** Do this **
Report only the number of lines in this material that include the string "OXFORD".
>> Begin
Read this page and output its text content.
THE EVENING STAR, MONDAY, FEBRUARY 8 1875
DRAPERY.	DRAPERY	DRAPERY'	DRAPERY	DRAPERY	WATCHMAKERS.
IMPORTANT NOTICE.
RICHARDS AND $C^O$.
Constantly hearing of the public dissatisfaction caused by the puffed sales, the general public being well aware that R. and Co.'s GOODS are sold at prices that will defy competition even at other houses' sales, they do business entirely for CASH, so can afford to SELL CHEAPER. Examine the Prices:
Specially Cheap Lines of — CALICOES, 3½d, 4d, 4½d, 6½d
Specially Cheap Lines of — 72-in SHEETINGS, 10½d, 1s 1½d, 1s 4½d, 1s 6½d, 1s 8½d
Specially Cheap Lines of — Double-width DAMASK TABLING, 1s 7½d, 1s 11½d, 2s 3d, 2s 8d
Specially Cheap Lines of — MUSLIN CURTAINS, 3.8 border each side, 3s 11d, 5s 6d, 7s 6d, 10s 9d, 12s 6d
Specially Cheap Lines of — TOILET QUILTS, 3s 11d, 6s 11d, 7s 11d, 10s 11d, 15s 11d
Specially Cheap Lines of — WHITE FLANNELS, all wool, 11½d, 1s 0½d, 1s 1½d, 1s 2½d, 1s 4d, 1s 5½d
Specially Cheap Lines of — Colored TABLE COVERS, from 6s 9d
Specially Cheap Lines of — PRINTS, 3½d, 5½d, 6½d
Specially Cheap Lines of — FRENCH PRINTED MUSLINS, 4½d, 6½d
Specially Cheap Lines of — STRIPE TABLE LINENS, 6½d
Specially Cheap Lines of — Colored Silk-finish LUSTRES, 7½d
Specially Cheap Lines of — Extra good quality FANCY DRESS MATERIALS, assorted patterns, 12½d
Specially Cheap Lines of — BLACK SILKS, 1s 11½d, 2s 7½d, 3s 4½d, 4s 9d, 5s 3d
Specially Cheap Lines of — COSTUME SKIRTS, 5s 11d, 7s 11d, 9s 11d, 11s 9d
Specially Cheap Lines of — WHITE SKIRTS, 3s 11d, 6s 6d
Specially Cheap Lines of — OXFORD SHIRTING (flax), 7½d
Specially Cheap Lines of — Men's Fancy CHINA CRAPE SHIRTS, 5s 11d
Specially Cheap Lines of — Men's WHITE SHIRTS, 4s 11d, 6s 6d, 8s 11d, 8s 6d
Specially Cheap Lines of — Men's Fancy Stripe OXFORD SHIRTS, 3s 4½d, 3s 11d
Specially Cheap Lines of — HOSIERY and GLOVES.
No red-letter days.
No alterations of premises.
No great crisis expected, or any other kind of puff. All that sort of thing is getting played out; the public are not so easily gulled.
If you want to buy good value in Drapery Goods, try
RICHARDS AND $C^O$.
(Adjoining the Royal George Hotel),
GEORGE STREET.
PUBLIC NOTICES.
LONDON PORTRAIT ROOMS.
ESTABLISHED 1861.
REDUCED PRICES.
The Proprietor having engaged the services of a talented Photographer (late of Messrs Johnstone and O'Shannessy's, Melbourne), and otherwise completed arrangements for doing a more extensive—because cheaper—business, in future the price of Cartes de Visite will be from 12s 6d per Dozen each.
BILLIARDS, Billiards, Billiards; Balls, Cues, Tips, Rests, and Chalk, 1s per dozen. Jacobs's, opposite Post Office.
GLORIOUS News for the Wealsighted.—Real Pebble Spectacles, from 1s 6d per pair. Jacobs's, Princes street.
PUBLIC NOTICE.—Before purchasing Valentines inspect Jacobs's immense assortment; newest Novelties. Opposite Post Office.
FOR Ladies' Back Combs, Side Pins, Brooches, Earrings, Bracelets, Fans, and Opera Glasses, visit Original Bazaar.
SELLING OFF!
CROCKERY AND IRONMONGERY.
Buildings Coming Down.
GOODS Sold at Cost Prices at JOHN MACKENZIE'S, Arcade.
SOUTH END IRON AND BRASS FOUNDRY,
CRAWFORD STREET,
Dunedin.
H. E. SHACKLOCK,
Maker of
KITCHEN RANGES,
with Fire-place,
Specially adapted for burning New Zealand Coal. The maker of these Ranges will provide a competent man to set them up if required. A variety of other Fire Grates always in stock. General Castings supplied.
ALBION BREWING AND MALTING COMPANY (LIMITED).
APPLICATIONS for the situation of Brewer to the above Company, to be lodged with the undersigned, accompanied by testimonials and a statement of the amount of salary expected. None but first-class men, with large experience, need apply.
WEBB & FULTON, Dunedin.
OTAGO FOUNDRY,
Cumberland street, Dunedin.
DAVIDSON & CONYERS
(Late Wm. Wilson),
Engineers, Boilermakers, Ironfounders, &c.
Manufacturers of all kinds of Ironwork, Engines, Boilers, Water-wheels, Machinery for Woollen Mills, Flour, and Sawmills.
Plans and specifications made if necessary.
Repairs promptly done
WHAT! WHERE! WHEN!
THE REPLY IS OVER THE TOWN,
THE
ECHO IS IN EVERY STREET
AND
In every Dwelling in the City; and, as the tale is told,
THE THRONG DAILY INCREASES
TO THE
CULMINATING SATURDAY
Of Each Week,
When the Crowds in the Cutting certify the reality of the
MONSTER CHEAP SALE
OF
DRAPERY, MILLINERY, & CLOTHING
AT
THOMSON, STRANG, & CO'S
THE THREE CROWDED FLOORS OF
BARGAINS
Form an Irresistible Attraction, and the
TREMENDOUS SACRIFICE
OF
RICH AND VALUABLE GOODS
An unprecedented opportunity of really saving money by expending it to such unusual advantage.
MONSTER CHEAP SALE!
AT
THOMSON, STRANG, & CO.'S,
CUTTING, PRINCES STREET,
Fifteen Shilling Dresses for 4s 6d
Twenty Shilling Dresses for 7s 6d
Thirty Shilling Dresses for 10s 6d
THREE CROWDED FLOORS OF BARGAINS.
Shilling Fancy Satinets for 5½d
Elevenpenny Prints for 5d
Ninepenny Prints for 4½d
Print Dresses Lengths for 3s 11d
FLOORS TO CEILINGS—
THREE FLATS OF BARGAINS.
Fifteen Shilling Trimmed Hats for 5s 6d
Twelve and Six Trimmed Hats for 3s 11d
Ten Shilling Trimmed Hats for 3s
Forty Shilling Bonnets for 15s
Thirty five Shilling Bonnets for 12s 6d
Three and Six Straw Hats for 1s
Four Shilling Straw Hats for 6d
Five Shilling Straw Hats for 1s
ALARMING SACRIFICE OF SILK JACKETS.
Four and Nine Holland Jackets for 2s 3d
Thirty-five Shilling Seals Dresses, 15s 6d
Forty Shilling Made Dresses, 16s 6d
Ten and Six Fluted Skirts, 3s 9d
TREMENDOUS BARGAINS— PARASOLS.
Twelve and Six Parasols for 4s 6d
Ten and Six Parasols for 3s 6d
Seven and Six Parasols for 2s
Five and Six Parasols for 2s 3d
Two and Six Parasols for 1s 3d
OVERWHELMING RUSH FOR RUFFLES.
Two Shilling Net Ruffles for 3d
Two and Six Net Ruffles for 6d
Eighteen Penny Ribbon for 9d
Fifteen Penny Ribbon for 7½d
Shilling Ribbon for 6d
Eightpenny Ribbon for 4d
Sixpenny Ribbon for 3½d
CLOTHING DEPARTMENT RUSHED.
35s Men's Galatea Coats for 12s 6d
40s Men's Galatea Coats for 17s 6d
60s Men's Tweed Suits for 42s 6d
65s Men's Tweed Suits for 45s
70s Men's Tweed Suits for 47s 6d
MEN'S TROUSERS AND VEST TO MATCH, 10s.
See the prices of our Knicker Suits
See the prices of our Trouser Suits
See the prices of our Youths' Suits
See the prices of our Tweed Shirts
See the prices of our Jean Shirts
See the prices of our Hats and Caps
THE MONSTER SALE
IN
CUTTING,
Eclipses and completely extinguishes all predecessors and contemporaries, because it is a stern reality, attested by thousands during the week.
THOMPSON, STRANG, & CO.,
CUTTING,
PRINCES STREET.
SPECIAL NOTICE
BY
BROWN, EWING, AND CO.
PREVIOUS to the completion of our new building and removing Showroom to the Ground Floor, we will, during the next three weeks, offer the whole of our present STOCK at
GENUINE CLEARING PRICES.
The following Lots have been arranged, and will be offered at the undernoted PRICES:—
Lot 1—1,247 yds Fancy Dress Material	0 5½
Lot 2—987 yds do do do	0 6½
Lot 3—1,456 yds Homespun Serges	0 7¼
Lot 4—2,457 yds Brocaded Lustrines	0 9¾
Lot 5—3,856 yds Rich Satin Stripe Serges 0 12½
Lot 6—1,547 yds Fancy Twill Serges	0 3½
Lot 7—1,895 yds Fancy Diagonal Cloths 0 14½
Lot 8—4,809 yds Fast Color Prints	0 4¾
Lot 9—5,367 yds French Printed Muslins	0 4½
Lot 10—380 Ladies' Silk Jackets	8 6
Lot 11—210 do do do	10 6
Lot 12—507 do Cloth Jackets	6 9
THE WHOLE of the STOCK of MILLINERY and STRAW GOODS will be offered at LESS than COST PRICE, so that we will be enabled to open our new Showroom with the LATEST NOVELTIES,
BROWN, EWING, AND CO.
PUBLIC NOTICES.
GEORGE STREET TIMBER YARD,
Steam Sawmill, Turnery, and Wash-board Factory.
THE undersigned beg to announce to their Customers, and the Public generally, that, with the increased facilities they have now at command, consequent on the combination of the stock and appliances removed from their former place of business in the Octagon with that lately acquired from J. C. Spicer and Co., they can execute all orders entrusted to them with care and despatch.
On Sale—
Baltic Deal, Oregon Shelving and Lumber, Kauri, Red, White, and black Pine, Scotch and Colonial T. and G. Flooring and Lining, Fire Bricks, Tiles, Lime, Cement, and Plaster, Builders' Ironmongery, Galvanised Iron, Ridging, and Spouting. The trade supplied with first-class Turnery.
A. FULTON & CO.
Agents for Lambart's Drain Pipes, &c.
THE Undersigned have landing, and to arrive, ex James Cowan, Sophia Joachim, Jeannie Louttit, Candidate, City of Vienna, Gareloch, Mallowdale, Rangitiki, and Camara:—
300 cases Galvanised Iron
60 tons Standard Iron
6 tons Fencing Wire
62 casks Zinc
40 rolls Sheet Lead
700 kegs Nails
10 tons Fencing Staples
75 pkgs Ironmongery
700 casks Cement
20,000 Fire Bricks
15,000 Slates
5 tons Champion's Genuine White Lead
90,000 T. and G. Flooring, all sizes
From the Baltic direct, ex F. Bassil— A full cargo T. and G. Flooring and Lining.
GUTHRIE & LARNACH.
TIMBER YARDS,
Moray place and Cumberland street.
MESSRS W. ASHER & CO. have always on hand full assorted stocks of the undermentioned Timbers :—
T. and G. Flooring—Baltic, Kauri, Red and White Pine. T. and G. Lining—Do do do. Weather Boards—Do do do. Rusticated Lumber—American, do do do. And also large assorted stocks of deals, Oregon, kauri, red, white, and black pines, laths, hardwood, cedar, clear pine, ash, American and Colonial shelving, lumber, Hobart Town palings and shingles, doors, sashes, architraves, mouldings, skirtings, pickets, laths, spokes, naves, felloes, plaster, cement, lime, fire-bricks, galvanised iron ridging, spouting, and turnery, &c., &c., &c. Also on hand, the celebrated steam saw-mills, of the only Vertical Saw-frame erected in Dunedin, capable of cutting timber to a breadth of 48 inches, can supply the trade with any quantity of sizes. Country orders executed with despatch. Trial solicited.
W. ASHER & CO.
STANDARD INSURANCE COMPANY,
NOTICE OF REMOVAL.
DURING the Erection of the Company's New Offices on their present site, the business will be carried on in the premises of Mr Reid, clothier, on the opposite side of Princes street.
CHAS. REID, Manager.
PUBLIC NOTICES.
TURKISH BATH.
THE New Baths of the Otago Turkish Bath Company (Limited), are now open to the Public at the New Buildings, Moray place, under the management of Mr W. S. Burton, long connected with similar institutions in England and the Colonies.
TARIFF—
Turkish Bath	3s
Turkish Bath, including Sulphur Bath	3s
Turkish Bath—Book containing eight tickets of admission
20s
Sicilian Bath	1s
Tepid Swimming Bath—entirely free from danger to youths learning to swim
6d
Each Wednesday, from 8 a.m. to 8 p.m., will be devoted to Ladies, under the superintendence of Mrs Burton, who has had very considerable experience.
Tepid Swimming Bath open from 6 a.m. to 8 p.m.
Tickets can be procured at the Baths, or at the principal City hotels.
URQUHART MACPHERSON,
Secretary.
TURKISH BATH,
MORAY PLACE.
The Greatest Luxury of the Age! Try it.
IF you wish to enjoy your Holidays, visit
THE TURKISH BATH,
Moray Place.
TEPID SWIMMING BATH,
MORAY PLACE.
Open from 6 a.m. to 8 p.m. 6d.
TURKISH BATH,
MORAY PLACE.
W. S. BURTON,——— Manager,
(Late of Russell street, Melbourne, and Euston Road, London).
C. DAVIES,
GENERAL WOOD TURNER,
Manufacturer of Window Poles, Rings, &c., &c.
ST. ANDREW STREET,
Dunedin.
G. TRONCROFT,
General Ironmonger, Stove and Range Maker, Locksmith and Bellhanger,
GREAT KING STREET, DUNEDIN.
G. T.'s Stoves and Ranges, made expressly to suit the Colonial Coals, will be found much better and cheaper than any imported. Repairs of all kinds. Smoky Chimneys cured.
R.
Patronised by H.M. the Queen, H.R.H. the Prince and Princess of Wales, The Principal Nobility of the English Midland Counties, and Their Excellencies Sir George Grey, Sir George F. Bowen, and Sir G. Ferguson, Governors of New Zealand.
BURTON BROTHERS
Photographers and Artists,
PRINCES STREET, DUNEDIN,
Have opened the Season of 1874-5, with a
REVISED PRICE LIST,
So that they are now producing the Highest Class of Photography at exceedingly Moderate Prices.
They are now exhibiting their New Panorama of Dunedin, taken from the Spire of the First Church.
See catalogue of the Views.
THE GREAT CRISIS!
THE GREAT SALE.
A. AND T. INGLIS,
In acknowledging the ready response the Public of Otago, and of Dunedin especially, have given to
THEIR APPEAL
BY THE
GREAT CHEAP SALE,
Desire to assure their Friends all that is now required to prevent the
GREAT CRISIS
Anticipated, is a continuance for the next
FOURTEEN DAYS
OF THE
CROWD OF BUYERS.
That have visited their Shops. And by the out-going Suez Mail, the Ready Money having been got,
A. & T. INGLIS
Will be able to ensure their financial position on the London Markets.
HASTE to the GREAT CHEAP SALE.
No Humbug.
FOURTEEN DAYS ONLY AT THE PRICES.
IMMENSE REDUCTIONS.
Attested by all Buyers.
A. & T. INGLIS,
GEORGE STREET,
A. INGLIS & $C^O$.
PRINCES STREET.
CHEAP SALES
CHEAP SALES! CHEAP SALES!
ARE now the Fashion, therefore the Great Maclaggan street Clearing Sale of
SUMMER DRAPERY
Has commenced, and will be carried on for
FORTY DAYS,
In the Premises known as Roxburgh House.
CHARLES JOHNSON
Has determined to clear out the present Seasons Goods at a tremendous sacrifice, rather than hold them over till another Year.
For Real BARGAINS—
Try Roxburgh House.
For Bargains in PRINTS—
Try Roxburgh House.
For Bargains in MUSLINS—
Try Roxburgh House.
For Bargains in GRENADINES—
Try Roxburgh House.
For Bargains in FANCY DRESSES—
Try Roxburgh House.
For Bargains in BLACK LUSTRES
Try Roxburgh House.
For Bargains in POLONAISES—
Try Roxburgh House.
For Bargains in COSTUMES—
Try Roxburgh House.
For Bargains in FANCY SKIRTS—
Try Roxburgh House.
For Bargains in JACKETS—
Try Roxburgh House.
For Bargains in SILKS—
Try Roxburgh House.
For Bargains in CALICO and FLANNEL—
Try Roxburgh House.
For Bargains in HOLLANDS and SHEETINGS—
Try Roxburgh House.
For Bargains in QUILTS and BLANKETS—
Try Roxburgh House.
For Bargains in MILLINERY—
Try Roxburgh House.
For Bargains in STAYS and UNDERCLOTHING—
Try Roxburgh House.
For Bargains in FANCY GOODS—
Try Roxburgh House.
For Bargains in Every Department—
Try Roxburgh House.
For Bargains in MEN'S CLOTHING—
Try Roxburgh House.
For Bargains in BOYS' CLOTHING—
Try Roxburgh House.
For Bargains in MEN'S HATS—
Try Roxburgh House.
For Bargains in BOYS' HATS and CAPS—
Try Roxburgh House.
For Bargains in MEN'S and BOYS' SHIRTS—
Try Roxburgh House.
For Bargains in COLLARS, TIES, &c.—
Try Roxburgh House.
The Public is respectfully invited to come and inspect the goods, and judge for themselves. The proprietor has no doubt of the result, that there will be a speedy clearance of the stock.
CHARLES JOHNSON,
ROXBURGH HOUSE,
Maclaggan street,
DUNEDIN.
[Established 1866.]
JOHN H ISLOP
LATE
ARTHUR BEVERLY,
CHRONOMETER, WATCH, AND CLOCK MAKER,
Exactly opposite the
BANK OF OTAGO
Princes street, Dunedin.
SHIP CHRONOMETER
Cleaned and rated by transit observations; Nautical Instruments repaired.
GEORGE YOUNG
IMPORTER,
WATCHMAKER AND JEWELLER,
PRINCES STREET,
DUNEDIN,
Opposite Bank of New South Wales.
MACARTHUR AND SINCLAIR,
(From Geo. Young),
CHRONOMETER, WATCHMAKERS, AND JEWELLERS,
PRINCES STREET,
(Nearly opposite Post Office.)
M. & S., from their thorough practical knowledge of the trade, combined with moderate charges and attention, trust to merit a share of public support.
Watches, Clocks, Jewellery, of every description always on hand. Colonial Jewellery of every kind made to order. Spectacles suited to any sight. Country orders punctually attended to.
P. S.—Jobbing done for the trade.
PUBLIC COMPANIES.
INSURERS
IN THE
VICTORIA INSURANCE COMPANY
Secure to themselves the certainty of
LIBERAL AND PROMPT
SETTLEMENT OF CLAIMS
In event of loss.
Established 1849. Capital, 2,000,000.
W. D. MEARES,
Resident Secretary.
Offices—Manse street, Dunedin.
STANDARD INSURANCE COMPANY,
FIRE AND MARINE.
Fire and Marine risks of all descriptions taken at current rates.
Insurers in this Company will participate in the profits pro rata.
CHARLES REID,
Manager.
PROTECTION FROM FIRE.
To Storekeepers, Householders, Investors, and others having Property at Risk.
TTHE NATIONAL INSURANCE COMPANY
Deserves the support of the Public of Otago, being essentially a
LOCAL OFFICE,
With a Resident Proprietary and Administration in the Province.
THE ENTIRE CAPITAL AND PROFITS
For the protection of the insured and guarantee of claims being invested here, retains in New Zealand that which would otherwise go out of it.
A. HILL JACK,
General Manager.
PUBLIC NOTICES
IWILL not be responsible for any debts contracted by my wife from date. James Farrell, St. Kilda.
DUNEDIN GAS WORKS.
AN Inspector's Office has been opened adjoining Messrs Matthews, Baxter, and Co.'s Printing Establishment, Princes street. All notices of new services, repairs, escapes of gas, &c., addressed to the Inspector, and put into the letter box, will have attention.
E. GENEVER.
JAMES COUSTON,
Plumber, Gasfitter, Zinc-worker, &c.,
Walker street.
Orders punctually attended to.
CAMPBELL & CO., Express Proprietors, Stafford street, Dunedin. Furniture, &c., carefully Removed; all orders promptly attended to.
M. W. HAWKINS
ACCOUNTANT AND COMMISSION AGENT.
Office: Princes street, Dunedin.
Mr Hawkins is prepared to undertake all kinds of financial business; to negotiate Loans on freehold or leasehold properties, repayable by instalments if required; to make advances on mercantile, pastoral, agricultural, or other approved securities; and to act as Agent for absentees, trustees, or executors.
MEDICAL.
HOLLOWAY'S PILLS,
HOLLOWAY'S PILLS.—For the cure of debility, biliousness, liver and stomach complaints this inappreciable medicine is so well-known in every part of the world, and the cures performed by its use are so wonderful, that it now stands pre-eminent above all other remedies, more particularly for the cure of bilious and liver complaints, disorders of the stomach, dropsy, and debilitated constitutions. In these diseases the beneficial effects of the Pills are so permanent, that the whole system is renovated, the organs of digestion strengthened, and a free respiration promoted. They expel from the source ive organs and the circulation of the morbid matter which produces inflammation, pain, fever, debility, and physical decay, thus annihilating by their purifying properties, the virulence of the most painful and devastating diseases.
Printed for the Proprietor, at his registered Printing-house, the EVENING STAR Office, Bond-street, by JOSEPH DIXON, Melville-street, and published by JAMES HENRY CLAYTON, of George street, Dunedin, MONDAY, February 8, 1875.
>> End
** Exercise solution **
2